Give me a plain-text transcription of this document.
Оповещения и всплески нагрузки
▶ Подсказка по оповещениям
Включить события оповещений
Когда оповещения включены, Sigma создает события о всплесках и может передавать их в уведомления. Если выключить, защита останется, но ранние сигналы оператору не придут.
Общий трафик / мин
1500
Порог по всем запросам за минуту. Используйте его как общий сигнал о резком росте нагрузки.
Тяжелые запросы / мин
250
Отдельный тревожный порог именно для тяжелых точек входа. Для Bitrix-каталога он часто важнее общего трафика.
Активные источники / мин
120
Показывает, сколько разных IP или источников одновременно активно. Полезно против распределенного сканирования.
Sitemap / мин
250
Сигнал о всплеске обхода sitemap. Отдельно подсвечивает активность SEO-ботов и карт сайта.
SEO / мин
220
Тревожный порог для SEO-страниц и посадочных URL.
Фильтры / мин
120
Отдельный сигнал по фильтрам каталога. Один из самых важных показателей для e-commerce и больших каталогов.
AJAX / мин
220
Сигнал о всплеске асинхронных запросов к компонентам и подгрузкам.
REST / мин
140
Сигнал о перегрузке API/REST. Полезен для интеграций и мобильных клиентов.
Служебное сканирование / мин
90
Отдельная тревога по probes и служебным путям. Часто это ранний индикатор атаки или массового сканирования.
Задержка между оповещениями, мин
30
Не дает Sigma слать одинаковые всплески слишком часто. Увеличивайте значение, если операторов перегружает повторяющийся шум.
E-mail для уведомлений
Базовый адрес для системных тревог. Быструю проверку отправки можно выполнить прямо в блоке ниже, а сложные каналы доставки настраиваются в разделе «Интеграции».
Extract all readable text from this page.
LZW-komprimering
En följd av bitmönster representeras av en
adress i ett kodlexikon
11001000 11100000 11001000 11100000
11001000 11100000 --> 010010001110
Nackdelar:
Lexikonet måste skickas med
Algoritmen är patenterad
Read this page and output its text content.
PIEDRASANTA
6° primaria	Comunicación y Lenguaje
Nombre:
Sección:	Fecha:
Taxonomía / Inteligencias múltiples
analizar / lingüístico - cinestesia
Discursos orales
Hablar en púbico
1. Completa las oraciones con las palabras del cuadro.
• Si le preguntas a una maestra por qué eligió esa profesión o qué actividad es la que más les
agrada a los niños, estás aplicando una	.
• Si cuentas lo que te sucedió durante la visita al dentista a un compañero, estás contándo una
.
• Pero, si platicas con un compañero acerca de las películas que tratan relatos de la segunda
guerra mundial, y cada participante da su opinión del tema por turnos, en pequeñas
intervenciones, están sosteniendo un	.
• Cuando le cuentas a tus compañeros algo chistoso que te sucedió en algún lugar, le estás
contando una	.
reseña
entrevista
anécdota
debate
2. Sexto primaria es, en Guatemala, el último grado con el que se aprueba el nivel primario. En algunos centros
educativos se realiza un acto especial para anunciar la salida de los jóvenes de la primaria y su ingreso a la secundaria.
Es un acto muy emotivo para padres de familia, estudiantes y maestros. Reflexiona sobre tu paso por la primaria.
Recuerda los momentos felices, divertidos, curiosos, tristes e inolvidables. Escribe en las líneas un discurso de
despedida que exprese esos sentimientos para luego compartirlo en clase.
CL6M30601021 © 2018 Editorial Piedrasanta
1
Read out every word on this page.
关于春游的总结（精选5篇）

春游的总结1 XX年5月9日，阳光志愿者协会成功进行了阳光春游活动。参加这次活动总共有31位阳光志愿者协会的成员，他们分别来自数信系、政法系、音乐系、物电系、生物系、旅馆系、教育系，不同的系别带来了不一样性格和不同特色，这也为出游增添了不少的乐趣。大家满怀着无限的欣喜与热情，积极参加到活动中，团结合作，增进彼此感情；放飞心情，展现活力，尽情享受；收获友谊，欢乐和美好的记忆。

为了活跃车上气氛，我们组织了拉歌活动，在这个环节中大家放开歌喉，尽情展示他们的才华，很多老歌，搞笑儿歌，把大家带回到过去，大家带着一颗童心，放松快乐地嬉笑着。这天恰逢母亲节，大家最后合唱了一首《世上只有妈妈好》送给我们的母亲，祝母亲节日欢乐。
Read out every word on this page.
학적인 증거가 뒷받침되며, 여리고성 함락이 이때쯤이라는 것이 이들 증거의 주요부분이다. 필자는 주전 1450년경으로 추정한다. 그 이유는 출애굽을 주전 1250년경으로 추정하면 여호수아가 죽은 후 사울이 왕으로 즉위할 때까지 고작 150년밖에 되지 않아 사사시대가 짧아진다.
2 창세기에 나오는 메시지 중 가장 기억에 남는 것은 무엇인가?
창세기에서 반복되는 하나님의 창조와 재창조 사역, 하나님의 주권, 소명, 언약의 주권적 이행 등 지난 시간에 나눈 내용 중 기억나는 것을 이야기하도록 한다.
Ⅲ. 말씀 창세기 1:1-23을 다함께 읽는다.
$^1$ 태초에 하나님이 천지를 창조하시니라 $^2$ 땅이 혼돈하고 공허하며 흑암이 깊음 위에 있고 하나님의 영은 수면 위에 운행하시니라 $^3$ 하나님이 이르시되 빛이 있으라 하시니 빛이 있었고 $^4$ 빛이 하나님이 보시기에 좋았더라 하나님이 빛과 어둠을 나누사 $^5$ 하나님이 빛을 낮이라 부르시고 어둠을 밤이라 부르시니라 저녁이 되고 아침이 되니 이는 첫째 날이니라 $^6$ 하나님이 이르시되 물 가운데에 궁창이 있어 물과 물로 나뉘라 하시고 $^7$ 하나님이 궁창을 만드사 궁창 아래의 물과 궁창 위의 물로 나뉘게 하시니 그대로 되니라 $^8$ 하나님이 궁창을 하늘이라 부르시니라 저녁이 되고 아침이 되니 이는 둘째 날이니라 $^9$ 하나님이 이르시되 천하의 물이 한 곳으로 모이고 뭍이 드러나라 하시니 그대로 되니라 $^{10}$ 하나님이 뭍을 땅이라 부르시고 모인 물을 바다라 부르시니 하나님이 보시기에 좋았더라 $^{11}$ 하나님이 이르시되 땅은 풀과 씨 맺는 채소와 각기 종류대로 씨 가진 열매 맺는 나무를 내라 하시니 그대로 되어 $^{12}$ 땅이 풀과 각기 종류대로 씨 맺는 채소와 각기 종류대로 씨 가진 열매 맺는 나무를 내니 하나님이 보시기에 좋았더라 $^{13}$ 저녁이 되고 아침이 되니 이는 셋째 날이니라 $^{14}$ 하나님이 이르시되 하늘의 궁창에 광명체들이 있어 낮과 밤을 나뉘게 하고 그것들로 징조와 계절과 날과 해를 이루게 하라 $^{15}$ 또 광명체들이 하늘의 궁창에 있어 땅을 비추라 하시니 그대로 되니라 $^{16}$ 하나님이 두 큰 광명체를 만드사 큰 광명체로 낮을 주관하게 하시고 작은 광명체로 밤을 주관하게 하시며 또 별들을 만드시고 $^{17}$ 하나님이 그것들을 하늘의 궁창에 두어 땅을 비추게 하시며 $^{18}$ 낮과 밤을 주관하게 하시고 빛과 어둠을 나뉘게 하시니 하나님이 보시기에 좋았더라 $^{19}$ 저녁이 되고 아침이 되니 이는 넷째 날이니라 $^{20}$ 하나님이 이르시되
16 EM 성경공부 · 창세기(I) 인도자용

_____

**PROBLEM DESCRIPTION:** Copy out the material above in its entirety. Every detail must match.

**RESULT FOR THIS TASK:**
Give me a plain-text transcription of this document.
Оповещения и всплески нагрузки
▶ Подсказка по оповещениям
Включить события оповещений
Когда оповещения включены, Sigma создает события о всплесках и может передавать их в уведомления. Если выключить, защита останется, но ранние сигналы оператору не придут.
Общий трафик / мин
1500
Порог по всем запросам за минуту. Используйте его как общий сигнал о резком росте нагрузки.
Тяжелые запросы / мин
250
Отдельный тревожный порог именно для тяжелых точек входа. Для Bitrix-каталога он часто важнее общего трафика.
Активные источники / мин
120
Показывает, сколько разных IP или источников одновременно активно. Полезно против распределенного сканирования.
Sitemap / мин
250
Сигнал о всплеске обхода sitemap. Отдельно подсвечивает активность SEO-ботов и карт сайта.
SEO / мин
220
Тревожный порог для SEO-страниц и посадочных URL.
Фильтры / мин
120
Отдельный сигнал по фильтрам каталога. Один из самых важных показателей для e-commerce и больших каталогов.
AJAX / мин
220
Сигнал о всплеске асинхронных запросов к компонентам и подгрузкам.
REST / мин
140
Сигнал о перегрузке API/REST. Полезен для интеграций и мобильных клиентов.
Служебное сканирование / мин
90
Отдельная тревога по probes и служебным путям. Часто это ранний индикатор атаки или массового сканирования.
Задержка между оповещениями, мин
30
Не дает Sigma слать одинаковые всплески слишком часто. Увеличивайте значение, если операторов перегружает повторяющийся шум.
E-mail для уведомлений
Базовый адрес для системных тревог. Быструю проверку отправки можно выполнить прямо в блоке ниже, а сложные каналы доставки настраиваются в разделе «Интеграции».
Extract all readable text from this page.
LZW-komprimering
En följd av bitmönster representeras av en
adress i ett kodlexikon
11001000 11100000 11001000 11100000
11001000 11100000 --> 010010001110
Nackdelar:
Lexikonet måste skickas med
Algoritmen är patenterad
Read this page and output its text content.
PIEDRASANTA
6° primaria	Comunicación y Lenguaje
Nombre:
Sección:	Fecha:
Taxonomía / Inteligencias múltiples
analizar / lingüístico - cinestesia
Discursos orales
Hablar en púbico
1. Completa las oraciones con las palabras del cuadro.
• Si le preguntas a una maestra por qué eligió esa profesión o qué actividad es la que más les
agrada a los niños, estás aplicando una	.
• Si cuentas lo que te sucedió durante la visita al dentista a un compañero, estás contándo una
.
• Pero, si platicas con un compañero acerca de las películas que tratan relatos de la segunda
guerra mundial, y cada participante da su opinión del tema por turnos, en pequeñas
intervenciones, están sosteniendo un	.
• Cuando le cuentas a tus compañeros algo chistoso que te sucedió en algún lugar, le estás
contando una	.
reseña
entrevista
anécdota
debate
2. Sexto primaria es, en Guatemala, el último grado con el que se aprueba el nivel primario. En algunos centros
educativos se realiza un acto especial para anunciar la salida de los jóvenes de la primaria y su ingreso a la secundaria.
Es un acto muy emotivo para padres de familia, estudiantes y maestros. Reflexiona sobre tu paso por la primaria.
Recuerda los momentos felices, divertidos, curiosos, tristes e inolvidables. Escribe en las líneas un discurso de
despedida que exprese esos sentimientos para luego compartirlo en clase.
CL6M30601021 © 2018 Editorial Piedrasanta
1
Read out every word on this page.
关于春游的总结（精选5篇）

春游的总结1 XX年5月9日，阳光志愿者协会成功进行了阳光春游活动。参加这次活动总共有31位阳光志愿者协会的成员，他们分别来自数信系、政法系、音乐系、物电系、生物系、旅馆系、教育系，不同的系别带来了不一样性格和不同特色，这也为出游增添了不少的乐趣。大家满怀着无限的欣喜与热情，积极参加到活动中，团结合作，增进彼此感情；放飞心情，展现活力，尽情享受；收获友谊，欢乐和美好的记忆。

为了活跃车上气氛，我们组织了拉歌活动，在这个环节中大家放开歌喉，尽情展示他们的才华，很多老歌，搞笑儿歌，把大家带回到过去，大家带着一颗童心，放松快乐地嬉笑着。这天恰逢母亲节，大家最后合唱了一首《世上只有妈妈好》送给我们的母亲，祝母亲节日欢乐。
Read out every word on this page.
학적인 증거가 뒷받침되며, 여리고성 함락이 이때쯤이라는 것이 이들 증거의 주요부분이다. 필자는 주전 1450년경으로 추정한다. 그 이유는 출애굽을 주전 1250년경으로 추정하면 여호수아가 죽은 후 사울이 왕으로 즉위할 때까지 고작 150년밖에 되지 않아 사사시대가 짧아진다.
2 창세기에 나오는 메시지 중 가장 기억에 남는 것은 무엇인가?
창세기에서 반복되는 하나님의 창조와 재창조 사역, 하나님의 주권, 소명, 언약의 주권적 이행 등 지난 시간에 나눈 내용 중 기억나는 것을 이야기하도록 한다.
Ⅲ. 말씀 창세기 1:1-23을 다함께 읽는다.
$^1$ 태초에 하나님이 천지를 창조하시니라 $^2$ 땅이 혼돈하고 공허하며 흑암이 깊음 위에 있고 하나님의 영은 수면 위에 운행하시니라 $^3$ 하나님이 이르시되 빛이 있으라 하시니 빛이 있었고 $^4$ 빛이 하나님이 보시기에 좋았더라 하나님이 빛과 어둠을 나누사 $^5$ 하나님이 빛을 낮이라 부르시고 어둠을 밤이라 부르시니라 저녁이 되고 아침이 되니 이는 첫째 날이니라 $^6$ 하나님이 이르시되 물 가운데에 궁창이 있어 물과 물로 나뉘라 하시고 $^7$ 하나님이 궁창을 만드사 궁창 아래의 물과 궁창 위의 물로 나뉘게 하시니 그대로 되니라 $^8$ 하나님이 궁창을 하늘이라 부르시니라 저녁이 되고 아침이 되니 이는 둘째 날이니라 $^9$ 하나님이 이르시되 천하의 물이 한 곳으로 모이고 뭍이 드러나라 하시니 그대로 되니라 $^{10}$ 하나님이 뭍을 땅이라 부르시고 모인 물을 바다라 부르시니 하나님이 보시기에 좋았더라 $^{11}$ 하나님이 이르시되 땅은 풀과 씨 맺는 채소와 각기 종류대로 씨 가진 열매 맺는 나무를 내라 하시니 그대로 되어 $^{12}$ 땅이 풀과 각기 종류대로 씨 맺는 채소와 각기 종류대로 씨 가진 열매 맺는 나무를 내니 하나님이 보시기에 좋았더라 $^{13}$ 저녁이 되고 아침이 되니 이는 셋째 날이니라 $^{14}$ 하나님이 이르시되 하늘의 궁창에 광명체들이 있어 낮과 밤을 나뉘게 하고 그것들로 징조와 계절과 날과 해를 이루게 하라 $^{15}$ 또 광명체들이 하늘의 궁창에 있어 땅을 비추라 하시니 그대로 되니라 $^{16}$ 하나님이 두 큰 광명체를 만드사 큰 광명체로 낮을 주관하게 하시고 작은 광명체로 밤을 주관하게 하시며 또 별들을 만드시고 $^{17}$ 하나님이 그것들을 하늘의 궁창에 두어 땅을 비추게 하시며 $^{18}$ 낮과 밤을 주관하게 하시고 빛과 어둠을 나뉘게 하시니 하나님이 보시기에 좋았더라 $^{19}$ 저녁이 되고 아침이 되니 이는 넷째 날이니라 $^{20}$ 하나님이 이르시되
16 EM 성경공부 · 창세기(I) 인도자용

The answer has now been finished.